> DESCRIPTION OF THE TASK: Arrange every line of the listing below as a JSON list of strings, one string per line, leaving out blank lines and any pictures.

> INPUT ROWS:
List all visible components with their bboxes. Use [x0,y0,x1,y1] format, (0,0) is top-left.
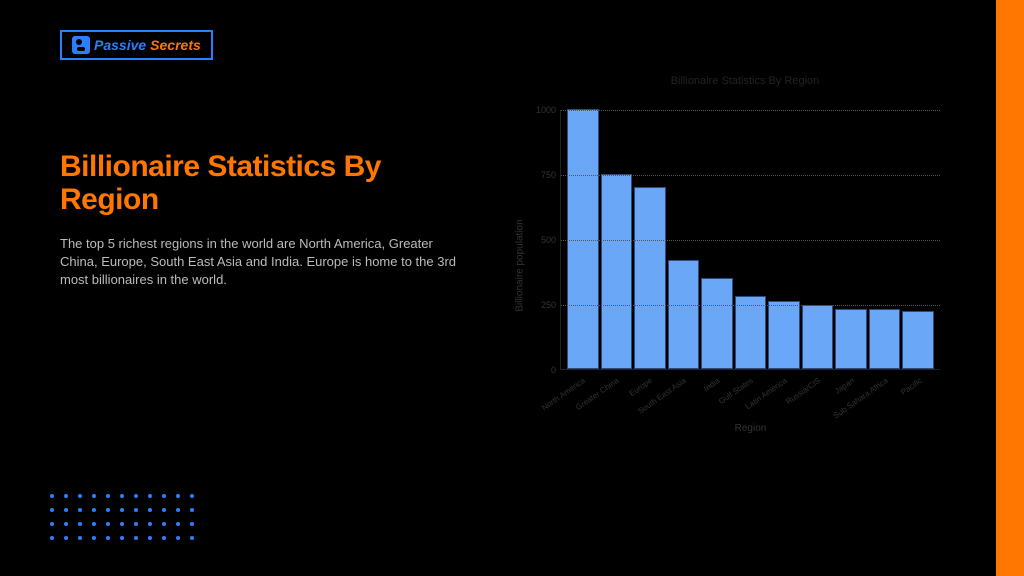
plot-area: Region 02505007501000North AmericaGreate… [560,110,940,370]
bar [768,301,800,369]
bar-chart: Billionaire Statistics By Region Billion… [525,75,965,445]
bar [902,311,934,370]
x-tick-label: India [702,376,721,393]
bar [735,296,767,369]
x-tick-label: Japan [833,376,856,396]
y-axis-label: Billionaire population [515,219,526,311]
page-title: Billionaire Statistics By Region [60,150,440,216]
logo-word-2: Secrets [150,37,201,53]
x-axis-label: Region [735,423,767,434]
bar [869,309,901,369]
orange-accent-bar [996,0,1024,576]
bar [567,109,599,369]
bar [835,309,867,369]
logo-word-1: Passive [94,37,146,53]
logo: Passive Secrets [60,30,213,60]
bar [601,174,633,369]
x-tick-label: Russia/CIS [785,376,823,406]
gridline [561,110,940,111]
description-text: The top 5 richest regions in the world a… [60,235,460,290]
y-tick-label: 1000 [531,105,556,115]
gridline [561,240,940,241]
x-tick-label: Europe [628,376,654,398]
y-tick-label: 750 [531,170,556,180]
x-tick-label: Pacific [899,376,923,397]
y-tick-label: 0 [531,365,556,375]
gridline [561,175,940,176]
bar [701,278,733,369]
bar [802,305,834,369]
logo-icon [72,36,90,54]
gridline [561,305,940,306]
y-tick-label: 500 [531,235,556,245]
bar [668,260,700,369]
y-tick-label: 250 [531,300,556,310]
decorative-dots-grid [50,494,200,546]
chart-title: Billionaire Statistics By Region [525,75,965,87]
bar [634,187,666,369]
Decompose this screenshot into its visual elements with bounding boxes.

> SOLUTION TO THE EXERCISE:
[
  "List all visible components with their bboxes. Use [x0,y0,x1,y1] format, (0,0) is top-left.",
  "plot-area: Region 02505007501000North AmericaGreate… [560,110,940,370]",
  "bar [768,301,800,369]",
  "bar-chart: Billionaire Statistics By Region Billion… [525,75,965,445]",
  "bar [902,311,934,370]",
  "x-tick-label: India [702,376,721,393]",
  "bar [735,296,767,369]",
  "x-tick-label: Japan [833,376,856,396]",
  "y-axis-label: Billionaire population [515,219,526,311]",
  "page-title: Billionaire Statistics By Region [60,150,440,216]",
  "logo-word-2: Secrets [150,37,201,53]",
  "x-axis-label: Region [735,423,767,434]",
  "bar [869,309,901,369]",
  "orange-accent-bar [996,0,1024,576]",
  "bar [567,109,599,369]",
  "bar [835,309,867,369]",
  "logo-word-1: Passive [94,37,146,53]",
  "logo: Passive Secrets [60,30,213,60]",
  "bar [601,174,633,369]",
  "x-tick-label: Russia/CIS [785,376,823,406]",
  "gridline [561,110,940,111]",
  "description-text: The top 5 richest regions in the world a… [60,235,460,290]",
  "y-tick-label: 1000 [531,105,556,115]",
  "gridline [561,240,940,241]",
  "x-tick-label: Europe [628,376,654,398]",
  "y-tick-label: 750 [531,170,556,180]",
  "x-tick-label: Pacific [899,376,923,397]",
  "y-tick-label: 0 [531,365,556,375]",
  "gridline [561,175,940,176]",
  "bar [701,278,733,369]",
  "bar [802,305,834,369]",
  "logo-icon [72,36,90,54]",
  "gridline [561,305,940,306]",
  "y-tick-label: 500 [531,235,556,245]",
  "bar [668,260,700,369]",
  "y-tick-label: 250 [531,300,556,310]",
  "decorative-dots-grid [50,494,200,546]",
  "chart-title: Billionaire Statistics By Region [525,75,965,87]",
  "bar [634,187,666,369]",
  "Decompose this screenshot into its visual elements with bounding boxes."
]